→ Problem statement: Extend the page on the R. v. Hutchinson case and consent below, starting right after its last sentence.

→ Selected passage:

★ ★ ★ ★ ★

Indexed as: R. v. Hutchinson

I think this case and case law might be important  for the definition of consent. Click on the links to learn more about the case and some of the laws the lawyers referenced during the case or read excerpts below. I am not a lawyer so proceed with caution and consult a lawyer for more information.

 

Court Case

In this Court, McIntyre J., had “no difficulty” overturning the Court of Appeal’s decision, concluding instead that a sexual assault had been committed by the accused ([1987] 2 S.C.R. 293, at p. 303).

[100]                      To say that condom use is not part of the sexual activity in question under s. 273.1(1) but rather a collateral condition, is reminiscent of the artificially narrow approach to the word “sexual” taken by the Court of Appeal in Chase and rejected by this Court. We must similarly take care not to adopt an interpretation of “sexual activity in question” that unreasonably or arbitrarily excludes certain forms of touching from the meaning of s. 273.1(1).  By any definition, when someone uses a condom, it is part of the sexual activity.  It is therefore part of what is — or is not — consented to.  And if what is consented to is sexual activity with a condom, the condom is expected to be intact.  If it is not intact because of its deliberate sabotaging, the activity that has been agreed to has been unilaterally changed by the saboteur.

★ ★ ★ ★ ★

→ Excerpted records:
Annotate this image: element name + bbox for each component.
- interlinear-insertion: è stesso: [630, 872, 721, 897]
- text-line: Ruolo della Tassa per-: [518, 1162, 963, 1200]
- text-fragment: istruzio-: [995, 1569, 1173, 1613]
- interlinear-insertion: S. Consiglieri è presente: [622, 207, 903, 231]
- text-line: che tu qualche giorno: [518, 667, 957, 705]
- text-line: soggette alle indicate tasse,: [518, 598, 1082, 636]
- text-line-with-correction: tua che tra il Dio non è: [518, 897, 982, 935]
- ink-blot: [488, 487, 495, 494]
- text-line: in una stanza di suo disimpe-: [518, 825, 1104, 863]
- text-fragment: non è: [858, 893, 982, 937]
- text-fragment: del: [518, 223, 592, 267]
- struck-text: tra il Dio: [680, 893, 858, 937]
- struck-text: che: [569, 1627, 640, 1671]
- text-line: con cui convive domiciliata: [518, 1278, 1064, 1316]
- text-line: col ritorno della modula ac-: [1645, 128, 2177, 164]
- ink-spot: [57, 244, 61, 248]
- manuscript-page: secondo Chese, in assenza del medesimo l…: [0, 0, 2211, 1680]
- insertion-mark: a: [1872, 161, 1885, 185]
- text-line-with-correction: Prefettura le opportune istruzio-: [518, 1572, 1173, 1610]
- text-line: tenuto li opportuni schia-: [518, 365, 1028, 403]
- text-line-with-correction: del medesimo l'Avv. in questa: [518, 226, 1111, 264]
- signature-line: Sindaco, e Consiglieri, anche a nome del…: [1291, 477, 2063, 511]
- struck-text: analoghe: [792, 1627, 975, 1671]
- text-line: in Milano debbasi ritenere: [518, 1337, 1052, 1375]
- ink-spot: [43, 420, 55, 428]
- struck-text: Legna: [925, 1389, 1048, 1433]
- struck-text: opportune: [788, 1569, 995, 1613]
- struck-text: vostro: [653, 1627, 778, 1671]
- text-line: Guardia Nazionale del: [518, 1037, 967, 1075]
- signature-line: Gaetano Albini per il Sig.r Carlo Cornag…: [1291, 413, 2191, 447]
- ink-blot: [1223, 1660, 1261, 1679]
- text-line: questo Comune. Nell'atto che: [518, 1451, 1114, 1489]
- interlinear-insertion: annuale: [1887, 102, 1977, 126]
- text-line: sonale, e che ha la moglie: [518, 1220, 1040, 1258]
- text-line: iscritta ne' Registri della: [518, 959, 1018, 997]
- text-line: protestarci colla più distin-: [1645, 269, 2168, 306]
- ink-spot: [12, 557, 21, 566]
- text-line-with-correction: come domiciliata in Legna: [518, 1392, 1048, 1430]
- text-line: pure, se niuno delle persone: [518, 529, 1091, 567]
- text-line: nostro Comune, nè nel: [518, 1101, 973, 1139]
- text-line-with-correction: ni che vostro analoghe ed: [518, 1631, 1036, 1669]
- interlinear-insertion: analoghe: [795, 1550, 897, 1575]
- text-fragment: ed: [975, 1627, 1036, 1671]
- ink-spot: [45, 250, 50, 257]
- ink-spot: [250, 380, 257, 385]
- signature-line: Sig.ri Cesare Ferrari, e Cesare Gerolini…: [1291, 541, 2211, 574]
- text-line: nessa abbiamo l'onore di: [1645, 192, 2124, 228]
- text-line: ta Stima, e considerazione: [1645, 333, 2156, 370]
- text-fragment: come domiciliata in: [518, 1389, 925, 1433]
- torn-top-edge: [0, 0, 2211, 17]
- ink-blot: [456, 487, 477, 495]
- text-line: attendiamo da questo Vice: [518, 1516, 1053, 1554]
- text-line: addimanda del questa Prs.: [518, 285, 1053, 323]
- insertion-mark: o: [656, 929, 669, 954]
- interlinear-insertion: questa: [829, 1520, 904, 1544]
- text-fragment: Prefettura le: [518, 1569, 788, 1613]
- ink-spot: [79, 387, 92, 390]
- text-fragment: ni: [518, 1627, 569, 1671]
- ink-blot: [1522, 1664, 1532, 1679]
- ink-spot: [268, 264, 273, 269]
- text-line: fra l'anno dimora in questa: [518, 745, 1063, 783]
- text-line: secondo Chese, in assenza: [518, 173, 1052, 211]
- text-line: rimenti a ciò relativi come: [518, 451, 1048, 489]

★ ★ ★ ★ ★

→ The result:
[101]                      What took place here was sexual intercourse with a sabotaged condom, a sexual activity to which the complainant did not consent.  The fact that she only learned of the deliberate sabotaging after the sexual activity took place, is of no relevance.  What is relevant is what sexual activity she agreed to engage in with Mr. Hutchinson and whether he stuck to the bargain.  He did not.  Since the complainant did not agree at any time to how she was touched, consent within the meaning of s. 273.1(1) did not exist.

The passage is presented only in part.